## Passage shown:

In 1981, the School of Business received accreditation. When data became available in the early 1980s, it was discovered that Harold Holen's accounting program had achieved top rankings nationwide in the percentage of students taking and passing the CPA exam.

In October 2011, the university announced what was then the largest private gift in the history of the Montana higher education system─$25 million from MSU alumnus Jake Jabs, president and CEO of American Furniture Warehouse. Eighteen and a half million dollars of the gift went toward the construction of a new building, Jabs Hall. The remainder of the gift funded new scholarships and academic programs. The School of Business was renamed the Jake Jabs College of Business & Entrepreneurship in 2013.

==Student profile==

===Students===
In 2018, the incoming freshmen class had an average high school GPA of 3.27 and an average ACT score of 23. In 2018, out of 275 graduating students, 175 were male and 100 were female. A total of 95 students graduated with the management option, 53 in accounting, 61 in marketing, and 66 with the finance option. The Master of Professional Accountancy (MPAc) program had 10 females and 11 males. In 2018, a total of 124 students graduated with a business minor: 11 in accounting, 31 in business administration, 62 in entrepreneurship & small business management, 14 in finance and 6 in international business.

(Stored items)
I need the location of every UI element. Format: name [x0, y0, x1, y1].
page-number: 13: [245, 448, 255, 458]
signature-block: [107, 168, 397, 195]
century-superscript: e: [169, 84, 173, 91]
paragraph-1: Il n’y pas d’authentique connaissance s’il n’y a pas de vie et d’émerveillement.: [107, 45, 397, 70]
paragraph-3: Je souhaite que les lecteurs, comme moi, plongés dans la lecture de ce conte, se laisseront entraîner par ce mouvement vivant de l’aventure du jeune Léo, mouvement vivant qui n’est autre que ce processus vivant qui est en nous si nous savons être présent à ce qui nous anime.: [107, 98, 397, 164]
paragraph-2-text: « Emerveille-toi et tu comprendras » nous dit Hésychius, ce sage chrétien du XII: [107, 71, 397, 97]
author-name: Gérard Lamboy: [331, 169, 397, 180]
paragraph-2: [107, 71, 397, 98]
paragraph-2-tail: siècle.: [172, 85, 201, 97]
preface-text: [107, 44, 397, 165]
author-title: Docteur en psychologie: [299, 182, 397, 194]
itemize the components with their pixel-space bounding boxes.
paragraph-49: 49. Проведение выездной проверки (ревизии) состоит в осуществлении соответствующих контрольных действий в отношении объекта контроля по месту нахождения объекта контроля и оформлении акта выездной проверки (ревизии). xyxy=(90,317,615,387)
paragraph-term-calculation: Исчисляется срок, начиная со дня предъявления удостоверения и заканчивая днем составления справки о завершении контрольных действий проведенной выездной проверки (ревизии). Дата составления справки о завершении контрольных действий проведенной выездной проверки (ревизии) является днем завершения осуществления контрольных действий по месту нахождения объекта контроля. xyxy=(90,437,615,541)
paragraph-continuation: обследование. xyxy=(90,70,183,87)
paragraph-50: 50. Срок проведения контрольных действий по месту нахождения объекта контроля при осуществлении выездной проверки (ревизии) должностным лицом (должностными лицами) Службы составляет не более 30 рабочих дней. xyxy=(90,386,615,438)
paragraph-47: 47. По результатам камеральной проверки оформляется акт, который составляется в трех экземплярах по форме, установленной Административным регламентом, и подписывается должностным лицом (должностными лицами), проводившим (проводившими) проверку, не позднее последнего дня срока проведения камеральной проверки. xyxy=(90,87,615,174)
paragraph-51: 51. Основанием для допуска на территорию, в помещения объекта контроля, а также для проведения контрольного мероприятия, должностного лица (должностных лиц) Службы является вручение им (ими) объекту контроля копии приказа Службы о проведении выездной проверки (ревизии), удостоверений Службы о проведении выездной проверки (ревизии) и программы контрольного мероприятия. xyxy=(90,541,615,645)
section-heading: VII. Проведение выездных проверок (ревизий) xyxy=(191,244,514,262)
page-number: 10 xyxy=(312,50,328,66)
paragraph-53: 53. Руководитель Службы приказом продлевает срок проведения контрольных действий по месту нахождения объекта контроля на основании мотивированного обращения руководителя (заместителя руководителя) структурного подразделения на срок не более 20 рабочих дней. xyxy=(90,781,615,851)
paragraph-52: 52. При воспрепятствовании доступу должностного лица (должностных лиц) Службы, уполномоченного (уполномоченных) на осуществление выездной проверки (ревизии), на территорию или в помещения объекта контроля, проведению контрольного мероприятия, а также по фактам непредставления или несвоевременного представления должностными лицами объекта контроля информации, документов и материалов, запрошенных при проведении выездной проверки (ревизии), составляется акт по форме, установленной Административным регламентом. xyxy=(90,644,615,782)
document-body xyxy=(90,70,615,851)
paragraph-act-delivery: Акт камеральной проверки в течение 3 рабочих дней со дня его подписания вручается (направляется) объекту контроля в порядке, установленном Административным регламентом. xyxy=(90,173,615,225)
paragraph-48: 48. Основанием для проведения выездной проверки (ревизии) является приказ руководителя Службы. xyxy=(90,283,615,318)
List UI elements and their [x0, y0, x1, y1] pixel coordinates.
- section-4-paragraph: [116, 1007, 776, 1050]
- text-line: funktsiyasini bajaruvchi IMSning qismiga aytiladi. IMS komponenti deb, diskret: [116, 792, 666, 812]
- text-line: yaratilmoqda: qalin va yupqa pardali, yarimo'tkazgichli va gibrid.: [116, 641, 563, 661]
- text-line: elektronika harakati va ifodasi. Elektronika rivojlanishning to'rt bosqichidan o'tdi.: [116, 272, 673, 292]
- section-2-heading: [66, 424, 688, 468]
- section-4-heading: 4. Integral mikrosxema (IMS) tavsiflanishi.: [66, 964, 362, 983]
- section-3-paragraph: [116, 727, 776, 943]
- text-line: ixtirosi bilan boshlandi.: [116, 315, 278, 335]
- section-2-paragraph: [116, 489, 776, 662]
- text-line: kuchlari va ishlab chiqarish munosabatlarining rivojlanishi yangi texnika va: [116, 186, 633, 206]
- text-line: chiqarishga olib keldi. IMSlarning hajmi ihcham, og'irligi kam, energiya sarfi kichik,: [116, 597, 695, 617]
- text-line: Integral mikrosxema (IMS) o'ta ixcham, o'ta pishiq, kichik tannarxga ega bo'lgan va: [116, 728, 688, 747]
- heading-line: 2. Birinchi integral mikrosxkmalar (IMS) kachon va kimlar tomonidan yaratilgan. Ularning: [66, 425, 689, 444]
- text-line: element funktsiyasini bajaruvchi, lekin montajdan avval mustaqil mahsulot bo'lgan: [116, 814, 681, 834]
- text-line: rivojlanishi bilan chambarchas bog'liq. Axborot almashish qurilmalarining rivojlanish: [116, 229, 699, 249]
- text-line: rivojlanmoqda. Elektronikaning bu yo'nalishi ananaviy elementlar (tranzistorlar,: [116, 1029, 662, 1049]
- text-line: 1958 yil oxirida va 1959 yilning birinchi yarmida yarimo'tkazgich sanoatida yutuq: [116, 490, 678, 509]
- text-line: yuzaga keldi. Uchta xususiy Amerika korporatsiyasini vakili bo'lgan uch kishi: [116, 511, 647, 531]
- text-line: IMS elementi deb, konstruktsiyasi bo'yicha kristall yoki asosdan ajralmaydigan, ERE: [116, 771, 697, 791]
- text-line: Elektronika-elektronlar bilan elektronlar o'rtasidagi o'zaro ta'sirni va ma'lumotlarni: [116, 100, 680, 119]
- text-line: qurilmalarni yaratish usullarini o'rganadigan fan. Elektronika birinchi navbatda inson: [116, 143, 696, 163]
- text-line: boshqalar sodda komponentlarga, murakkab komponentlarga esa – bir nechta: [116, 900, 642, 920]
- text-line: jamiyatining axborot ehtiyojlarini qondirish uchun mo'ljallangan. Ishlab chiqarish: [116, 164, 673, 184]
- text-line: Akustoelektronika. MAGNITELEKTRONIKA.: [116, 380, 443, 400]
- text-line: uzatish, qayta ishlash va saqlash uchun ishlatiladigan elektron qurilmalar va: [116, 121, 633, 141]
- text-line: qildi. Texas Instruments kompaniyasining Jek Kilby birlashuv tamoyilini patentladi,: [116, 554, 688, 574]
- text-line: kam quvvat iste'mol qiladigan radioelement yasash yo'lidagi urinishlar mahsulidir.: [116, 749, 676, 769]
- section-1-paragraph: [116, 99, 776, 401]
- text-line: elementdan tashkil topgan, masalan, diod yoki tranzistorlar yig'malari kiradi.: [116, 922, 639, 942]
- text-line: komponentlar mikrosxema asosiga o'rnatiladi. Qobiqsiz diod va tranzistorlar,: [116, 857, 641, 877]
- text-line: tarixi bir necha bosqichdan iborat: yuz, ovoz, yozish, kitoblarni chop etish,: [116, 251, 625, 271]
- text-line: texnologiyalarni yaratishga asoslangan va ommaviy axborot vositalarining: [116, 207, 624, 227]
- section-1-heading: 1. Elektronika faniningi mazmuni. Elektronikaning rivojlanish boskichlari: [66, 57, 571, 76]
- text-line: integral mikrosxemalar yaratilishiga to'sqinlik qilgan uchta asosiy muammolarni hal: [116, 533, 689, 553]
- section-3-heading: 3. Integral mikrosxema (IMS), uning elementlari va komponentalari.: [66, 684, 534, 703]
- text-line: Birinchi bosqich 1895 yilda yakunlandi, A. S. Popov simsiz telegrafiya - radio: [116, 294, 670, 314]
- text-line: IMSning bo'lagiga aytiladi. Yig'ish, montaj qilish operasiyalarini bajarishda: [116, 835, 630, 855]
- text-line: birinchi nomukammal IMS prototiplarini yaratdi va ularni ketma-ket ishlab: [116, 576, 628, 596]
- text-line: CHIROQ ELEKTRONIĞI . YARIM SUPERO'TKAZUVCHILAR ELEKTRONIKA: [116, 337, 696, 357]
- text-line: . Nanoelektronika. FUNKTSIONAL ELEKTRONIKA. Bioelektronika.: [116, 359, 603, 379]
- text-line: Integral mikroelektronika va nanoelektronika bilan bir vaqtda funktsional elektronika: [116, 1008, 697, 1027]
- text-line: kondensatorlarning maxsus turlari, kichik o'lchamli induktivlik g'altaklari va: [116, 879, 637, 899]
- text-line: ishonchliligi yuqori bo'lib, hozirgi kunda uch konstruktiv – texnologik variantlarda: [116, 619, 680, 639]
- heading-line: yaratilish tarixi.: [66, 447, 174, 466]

## Task description:
Copy the passage about the business college in full, word for word. Rely solely on the passage about the business college and disregard the listing.

## Answer to the problem:
In 1981, the School of Business received accreditation. When data became available in the early 1980s, it was discovered that Harold Holen's accounting program had achieved top rankings nationwide in the percentage of students taking and passing the CPA exam.

In October 2011, the university announced what was then the largest private gift in the history of the Montana higher education system─$25 million from MSU alumnus Jake Jabs, president and CEO of American Furniture Warehouse. Eighteen and a half million dollars of the gift went toward the construction of a new building, Jabs Hall. The remainder of the gift funded new scholarships and academic programs. The School of Business was renamed the Jake Jabs College of Business & Entrepreneurship in 2013.

==Student profile==

===Students===
In 2018, the incoming freshmen class had an average high school GPA of 3.27 and an average ACT score of 23. In 2018, out of 275 graduating students, 175 were male and 100 were female. A total of 95 students graduated with the management option, 53 in accounting, 61 in marketing, and 66 with the finance option. The Master of Professional Accountancy (MPAc) program had 10 females and 11 males. In 2018, a total of 124 students graduated with a business minor: 11 in accounting, 31 in business administration, 62 in entrepreneurship & small business management, 14 in finance and 6 in international business.